__Data shown__.

—————

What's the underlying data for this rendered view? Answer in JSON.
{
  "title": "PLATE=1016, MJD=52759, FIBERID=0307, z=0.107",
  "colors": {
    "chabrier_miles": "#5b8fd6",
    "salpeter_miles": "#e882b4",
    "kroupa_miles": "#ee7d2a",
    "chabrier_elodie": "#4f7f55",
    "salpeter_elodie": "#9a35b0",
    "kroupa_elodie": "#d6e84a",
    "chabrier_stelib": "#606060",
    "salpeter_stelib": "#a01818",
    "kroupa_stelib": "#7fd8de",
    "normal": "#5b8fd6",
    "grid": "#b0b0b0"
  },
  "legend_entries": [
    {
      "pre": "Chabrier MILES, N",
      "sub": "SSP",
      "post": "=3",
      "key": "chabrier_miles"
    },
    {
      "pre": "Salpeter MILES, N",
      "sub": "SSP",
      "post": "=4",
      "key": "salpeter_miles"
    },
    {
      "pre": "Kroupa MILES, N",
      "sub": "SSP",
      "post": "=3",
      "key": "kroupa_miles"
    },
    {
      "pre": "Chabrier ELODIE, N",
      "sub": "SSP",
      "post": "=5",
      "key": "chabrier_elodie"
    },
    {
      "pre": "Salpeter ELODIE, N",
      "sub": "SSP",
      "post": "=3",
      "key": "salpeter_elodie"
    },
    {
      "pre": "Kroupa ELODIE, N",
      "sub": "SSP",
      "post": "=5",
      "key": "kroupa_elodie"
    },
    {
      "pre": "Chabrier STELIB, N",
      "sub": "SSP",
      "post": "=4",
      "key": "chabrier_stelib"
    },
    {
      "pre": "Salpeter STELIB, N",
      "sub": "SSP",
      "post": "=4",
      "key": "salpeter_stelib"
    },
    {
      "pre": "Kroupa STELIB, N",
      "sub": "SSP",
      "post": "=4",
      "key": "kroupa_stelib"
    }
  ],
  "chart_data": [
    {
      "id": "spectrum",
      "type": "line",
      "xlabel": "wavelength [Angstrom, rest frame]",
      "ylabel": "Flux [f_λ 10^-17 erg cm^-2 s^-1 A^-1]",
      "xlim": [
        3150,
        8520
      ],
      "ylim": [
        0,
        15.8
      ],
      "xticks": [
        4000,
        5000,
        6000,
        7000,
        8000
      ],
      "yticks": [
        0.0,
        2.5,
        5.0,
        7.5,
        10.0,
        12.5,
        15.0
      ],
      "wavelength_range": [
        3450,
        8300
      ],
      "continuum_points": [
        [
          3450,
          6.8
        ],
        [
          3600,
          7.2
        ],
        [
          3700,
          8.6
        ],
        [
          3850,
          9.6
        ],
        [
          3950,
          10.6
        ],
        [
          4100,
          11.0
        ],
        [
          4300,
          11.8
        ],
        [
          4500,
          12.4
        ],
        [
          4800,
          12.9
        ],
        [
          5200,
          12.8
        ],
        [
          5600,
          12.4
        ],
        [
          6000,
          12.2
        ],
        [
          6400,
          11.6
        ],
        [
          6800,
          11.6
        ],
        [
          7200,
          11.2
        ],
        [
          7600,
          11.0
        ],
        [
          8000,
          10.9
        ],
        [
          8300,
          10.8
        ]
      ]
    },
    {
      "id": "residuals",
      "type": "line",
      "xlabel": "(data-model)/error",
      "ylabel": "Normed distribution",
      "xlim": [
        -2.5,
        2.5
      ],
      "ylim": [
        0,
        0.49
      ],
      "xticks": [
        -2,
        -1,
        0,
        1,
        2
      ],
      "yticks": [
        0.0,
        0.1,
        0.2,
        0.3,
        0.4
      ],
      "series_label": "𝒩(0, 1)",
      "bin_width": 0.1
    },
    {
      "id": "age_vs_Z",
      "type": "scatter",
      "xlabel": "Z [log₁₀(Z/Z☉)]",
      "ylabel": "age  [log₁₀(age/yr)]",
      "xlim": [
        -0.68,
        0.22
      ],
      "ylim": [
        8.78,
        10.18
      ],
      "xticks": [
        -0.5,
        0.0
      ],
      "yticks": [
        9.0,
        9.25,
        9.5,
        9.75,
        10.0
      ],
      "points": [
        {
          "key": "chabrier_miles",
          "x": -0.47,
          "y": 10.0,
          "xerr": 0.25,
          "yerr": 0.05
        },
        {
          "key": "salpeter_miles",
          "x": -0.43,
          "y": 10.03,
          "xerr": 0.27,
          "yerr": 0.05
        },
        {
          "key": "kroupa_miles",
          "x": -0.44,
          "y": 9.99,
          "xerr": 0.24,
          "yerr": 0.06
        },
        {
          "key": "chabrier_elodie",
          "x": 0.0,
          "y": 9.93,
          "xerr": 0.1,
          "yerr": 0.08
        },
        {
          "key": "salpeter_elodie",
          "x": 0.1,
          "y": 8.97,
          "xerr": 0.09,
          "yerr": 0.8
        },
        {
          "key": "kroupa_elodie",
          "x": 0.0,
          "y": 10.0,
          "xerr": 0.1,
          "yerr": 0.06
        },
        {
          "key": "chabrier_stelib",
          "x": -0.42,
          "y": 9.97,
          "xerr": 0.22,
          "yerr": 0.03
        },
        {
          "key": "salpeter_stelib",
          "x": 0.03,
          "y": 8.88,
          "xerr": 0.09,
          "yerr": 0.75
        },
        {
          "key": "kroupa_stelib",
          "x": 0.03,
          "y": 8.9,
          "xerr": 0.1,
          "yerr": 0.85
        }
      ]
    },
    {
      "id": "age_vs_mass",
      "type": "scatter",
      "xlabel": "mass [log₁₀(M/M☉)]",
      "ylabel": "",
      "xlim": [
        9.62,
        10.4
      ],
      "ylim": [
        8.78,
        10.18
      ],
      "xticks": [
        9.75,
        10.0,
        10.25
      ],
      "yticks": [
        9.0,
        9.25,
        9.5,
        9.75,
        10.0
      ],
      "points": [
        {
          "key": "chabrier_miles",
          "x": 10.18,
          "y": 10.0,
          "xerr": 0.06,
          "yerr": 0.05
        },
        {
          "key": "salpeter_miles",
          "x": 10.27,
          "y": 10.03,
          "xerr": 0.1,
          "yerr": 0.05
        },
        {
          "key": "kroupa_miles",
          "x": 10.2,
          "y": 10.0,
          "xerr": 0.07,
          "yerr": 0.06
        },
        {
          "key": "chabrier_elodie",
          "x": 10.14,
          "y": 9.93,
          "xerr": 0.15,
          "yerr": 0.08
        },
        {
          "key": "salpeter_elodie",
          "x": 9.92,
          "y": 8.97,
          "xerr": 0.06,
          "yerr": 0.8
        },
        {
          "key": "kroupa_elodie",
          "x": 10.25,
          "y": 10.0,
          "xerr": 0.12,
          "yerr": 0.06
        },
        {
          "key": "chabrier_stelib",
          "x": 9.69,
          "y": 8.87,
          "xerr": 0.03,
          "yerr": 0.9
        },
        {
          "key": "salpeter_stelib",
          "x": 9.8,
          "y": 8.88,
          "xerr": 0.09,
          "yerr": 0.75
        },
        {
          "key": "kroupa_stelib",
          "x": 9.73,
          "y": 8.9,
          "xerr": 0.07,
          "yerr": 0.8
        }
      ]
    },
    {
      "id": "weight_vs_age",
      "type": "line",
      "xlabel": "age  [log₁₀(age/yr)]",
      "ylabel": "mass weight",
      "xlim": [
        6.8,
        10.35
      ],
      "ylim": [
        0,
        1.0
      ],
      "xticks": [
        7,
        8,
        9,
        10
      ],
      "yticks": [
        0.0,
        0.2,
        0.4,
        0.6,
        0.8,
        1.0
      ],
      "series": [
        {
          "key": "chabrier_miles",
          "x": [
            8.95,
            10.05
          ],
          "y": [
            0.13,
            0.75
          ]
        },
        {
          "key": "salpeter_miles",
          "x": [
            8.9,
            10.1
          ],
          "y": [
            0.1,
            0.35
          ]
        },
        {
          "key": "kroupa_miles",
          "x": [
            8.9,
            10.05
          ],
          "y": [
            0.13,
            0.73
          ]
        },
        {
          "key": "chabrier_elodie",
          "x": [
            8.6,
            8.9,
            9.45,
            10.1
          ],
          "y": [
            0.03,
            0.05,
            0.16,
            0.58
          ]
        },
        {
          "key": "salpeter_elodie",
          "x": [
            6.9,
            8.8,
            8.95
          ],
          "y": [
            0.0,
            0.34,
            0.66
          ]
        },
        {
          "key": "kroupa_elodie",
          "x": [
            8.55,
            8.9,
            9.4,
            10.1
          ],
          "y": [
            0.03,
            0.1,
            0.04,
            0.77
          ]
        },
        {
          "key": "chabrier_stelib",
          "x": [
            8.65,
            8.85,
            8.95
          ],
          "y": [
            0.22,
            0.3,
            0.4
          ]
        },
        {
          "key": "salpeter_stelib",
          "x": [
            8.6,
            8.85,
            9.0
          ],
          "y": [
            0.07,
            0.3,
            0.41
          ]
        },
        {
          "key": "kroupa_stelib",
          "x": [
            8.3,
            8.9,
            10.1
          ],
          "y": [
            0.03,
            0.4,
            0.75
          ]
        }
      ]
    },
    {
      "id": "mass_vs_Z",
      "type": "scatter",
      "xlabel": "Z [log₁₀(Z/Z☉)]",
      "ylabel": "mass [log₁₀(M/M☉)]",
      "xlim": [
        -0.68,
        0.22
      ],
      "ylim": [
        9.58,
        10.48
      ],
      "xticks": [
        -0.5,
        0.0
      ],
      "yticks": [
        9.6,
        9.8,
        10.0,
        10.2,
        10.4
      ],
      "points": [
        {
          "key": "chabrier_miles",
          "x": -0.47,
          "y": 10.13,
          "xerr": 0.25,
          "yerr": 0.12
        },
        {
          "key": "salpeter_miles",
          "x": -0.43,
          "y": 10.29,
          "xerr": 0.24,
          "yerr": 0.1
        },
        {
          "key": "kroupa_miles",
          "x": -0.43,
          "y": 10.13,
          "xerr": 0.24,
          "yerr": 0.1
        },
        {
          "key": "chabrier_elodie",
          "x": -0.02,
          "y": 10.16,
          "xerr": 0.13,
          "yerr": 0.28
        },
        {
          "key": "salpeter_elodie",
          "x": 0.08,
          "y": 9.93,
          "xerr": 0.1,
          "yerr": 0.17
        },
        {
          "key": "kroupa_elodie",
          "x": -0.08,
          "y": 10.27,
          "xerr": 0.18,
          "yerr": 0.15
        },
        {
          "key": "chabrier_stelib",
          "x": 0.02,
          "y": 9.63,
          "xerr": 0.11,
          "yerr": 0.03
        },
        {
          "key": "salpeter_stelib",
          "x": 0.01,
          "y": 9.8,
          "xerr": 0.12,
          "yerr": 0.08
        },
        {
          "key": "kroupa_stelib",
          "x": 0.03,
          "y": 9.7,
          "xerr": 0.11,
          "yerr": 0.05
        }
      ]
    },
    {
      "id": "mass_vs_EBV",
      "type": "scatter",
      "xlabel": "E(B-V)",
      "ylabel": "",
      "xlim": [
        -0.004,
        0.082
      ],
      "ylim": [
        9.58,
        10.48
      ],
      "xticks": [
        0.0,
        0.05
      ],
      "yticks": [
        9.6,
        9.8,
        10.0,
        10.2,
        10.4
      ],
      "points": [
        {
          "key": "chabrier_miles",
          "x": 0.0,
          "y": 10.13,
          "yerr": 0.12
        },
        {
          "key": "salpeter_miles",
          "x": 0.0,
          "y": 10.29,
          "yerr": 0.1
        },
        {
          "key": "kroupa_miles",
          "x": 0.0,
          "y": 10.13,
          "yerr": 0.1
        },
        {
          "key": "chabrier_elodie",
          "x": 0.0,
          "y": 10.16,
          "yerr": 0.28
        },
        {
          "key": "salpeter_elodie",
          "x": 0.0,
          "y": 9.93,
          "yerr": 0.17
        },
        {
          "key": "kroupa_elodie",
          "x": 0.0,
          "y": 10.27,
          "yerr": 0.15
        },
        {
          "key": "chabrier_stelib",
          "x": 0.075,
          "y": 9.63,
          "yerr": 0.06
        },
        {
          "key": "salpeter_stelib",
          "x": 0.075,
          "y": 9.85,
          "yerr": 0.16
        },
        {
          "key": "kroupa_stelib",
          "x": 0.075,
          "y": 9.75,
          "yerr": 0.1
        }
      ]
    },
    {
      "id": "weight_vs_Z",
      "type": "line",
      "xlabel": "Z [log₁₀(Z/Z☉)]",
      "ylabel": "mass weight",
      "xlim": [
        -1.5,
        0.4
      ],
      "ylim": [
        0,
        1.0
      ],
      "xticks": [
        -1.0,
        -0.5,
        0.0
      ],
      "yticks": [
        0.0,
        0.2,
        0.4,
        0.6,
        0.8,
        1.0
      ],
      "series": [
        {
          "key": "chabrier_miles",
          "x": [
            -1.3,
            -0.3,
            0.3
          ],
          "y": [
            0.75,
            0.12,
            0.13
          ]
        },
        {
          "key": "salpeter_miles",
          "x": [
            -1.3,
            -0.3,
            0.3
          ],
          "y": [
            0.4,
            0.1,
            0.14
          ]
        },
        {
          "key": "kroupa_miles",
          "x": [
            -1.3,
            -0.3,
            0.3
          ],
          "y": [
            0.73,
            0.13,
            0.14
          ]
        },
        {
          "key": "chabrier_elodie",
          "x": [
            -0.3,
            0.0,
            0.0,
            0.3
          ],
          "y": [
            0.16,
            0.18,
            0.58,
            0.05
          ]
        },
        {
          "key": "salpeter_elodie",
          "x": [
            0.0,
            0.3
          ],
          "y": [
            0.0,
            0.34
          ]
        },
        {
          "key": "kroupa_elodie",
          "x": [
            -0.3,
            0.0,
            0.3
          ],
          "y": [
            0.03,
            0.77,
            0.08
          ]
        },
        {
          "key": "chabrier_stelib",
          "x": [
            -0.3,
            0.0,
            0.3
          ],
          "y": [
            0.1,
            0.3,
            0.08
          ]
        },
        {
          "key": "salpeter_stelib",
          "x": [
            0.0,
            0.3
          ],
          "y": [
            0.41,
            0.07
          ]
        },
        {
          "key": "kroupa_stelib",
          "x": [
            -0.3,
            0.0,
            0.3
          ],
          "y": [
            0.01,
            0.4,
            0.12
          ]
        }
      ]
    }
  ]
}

—————

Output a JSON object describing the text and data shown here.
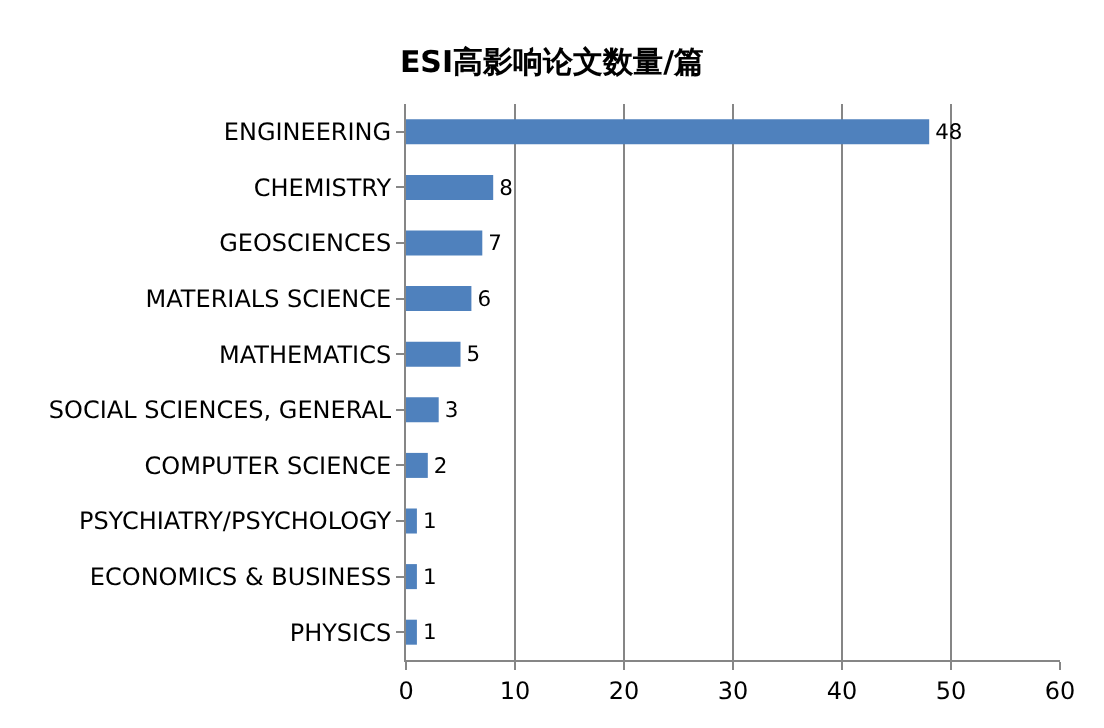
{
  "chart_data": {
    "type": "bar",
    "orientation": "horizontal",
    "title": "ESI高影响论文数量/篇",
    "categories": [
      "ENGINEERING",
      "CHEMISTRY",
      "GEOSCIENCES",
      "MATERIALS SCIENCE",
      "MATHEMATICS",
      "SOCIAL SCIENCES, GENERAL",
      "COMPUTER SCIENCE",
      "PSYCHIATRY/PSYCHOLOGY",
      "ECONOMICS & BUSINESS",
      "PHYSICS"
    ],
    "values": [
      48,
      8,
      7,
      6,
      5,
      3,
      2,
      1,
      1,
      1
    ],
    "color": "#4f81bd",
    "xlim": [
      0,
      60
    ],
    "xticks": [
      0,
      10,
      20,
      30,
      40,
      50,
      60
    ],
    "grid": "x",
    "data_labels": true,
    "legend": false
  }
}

—————

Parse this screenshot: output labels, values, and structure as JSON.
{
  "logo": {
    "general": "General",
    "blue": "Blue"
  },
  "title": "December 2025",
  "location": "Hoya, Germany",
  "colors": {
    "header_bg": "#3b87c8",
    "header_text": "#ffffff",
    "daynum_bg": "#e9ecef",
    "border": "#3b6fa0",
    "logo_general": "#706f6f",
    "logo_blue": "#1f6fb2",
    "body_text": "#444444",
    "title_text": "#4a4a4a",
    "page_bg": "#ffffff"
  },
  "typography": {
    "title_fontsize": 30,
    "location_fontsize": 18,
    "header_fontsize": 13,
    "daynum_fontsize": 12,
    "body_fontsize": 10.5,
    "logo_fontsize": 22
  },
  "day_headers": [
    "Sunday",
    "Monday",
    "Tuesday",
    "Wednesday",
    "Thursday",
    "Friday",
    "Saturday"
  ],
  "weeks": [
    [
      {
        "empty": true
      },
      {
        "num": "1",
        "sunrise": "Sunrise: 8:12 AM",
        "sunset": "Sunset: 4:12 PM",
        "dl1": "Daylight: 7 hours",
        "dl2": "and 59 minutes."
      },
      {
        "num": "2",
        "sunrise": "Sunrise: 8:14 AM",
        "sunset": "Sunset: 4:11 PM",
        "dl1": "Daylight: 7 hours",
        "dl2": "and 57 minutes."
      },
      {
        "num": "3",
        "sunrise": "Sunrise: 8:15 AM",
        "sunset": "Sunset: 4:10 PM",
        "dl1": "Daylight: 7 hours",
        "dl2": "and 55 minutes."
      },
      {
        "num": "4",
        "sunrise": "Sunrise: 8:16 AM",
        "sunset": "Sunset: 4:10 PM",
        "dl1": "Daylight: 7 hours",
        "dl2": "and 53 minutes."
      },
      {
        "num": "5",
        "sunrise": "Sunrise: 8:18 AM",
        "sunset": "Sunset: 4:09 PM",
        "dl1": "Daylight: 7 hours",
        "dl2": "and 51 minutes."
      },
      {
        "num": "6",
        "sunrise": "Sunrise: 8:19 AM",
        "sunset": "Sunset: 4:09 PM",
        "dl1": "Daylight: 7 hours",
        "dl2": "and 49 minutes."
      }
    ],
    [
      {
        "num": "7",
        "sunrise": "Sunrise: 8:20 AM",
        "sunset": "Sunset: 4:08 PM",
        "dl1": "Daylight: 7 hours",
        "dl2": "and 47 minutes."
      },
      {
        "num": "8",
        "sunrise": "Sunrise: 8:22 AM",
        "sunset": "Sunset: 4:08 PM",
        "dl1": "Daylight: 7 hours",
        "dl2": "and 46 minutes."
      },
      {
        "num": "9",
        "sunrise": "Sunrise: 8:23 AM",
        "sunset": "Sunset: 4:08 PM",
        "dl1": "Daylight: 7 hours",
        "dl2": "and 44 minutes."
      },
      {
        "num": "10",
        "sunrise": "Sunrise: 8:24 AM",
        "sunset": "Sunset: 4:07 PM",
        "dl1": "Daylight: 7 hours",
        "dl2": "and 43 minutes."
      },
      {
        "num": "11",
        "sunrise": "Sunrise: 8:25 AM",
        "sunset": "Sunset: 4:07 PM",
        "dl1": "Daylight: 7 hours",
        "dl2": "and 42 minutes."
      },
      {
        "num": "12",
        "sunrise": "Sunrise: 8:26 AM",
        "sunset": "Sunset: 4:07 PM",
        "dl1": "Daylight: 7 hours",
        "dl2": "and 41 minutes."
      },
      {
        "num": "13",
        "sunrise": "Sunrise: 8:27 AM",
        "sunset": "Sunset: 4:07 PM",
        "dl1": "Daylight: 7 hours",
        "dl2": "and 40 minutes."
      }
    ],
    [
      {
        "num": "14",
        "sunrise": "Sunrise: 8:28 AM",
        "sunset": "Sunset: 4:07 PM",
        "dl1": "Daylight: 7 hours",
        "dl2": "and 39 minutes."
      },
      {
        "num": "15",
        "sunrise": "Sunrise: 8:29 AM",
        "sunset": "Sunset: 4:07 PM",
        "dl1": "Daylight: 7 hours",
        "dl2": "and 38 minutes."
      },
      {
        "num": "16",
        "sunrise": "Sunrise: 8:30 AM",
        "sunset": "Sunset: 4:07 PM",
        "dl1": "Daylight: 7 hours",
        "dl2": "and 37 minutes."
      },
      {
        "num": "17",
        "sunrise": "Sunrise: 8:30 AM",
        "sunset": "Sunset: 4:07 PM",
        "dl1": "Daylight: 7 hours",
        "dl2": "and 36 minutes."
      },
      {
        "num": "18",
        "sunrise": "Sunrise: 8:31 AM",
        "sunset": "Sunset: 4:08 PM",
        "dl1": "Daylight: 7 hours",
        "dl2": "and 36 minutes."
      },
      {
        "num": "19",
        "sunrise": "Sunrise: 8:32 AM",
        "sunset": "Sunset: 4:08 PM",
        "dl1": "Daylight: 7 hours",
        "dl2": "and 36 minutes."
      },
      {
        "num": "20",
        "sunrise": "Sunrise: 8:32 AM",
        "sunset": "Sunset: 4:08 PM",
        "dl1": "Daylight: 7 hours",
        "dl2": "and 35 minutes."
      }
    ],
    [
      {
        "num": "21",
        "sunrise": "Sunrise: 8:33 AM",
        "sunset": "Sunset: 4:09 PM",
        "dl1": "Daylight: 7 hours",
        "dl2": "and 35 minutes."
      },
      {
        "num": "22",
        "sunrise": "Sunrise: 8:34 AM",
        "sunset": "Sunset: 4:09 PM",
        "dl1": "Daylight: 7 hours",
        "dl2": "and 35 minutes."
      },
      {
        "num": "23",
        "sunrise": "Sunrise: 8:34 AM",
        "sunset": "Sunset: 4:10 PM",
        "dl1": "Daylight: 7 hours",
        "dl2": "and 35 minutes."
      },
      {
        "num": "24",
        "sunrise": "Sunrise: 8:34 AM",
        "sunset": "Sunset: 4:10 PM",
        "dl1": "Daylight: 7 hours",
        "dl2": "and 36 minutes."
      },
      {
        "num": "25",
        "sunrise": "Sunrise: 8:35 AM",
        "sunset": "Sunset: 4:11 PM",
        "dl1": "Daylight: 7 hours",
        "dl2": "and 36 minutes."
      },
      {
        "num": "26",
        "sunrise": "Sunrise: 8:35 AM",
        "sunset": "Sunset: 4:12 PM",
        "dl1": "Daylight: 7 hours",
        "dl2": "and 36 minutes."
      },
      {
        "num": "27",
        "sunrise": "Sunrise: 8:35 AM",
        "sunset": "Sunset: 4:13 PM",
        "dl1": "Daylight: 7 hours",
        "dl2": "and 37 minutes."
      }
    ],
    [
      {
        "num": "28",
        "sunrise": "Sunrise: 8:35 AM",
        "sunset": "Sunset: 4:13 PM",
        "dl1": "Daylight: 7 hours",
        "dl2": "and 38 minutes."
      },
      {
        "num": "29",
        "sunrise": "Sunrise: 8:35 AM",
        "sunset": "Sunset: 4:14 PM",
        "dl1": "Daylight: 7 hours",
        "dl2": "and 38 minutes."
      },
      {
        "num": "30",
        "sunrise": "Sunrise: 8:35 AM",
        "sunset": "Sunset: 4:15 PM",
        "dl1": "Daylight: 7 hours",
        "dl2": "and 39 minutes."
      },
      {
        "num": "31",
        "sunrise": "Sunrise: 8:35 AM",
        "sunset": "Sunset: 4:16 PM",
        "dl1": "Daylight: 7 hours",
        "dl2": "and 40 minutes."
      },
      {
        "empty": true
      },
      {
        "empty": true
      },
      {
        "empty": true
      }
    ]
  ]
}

—————

__Work to do__. In the records above, find each line holding "JSON" and copy it.

__Answer in full__.
What's the underlying data for this rendered view? Answer in JSON.
Output a JSON object describing the text and data shown here.
Parse this screenshot: output labels, values, and structure as JSON.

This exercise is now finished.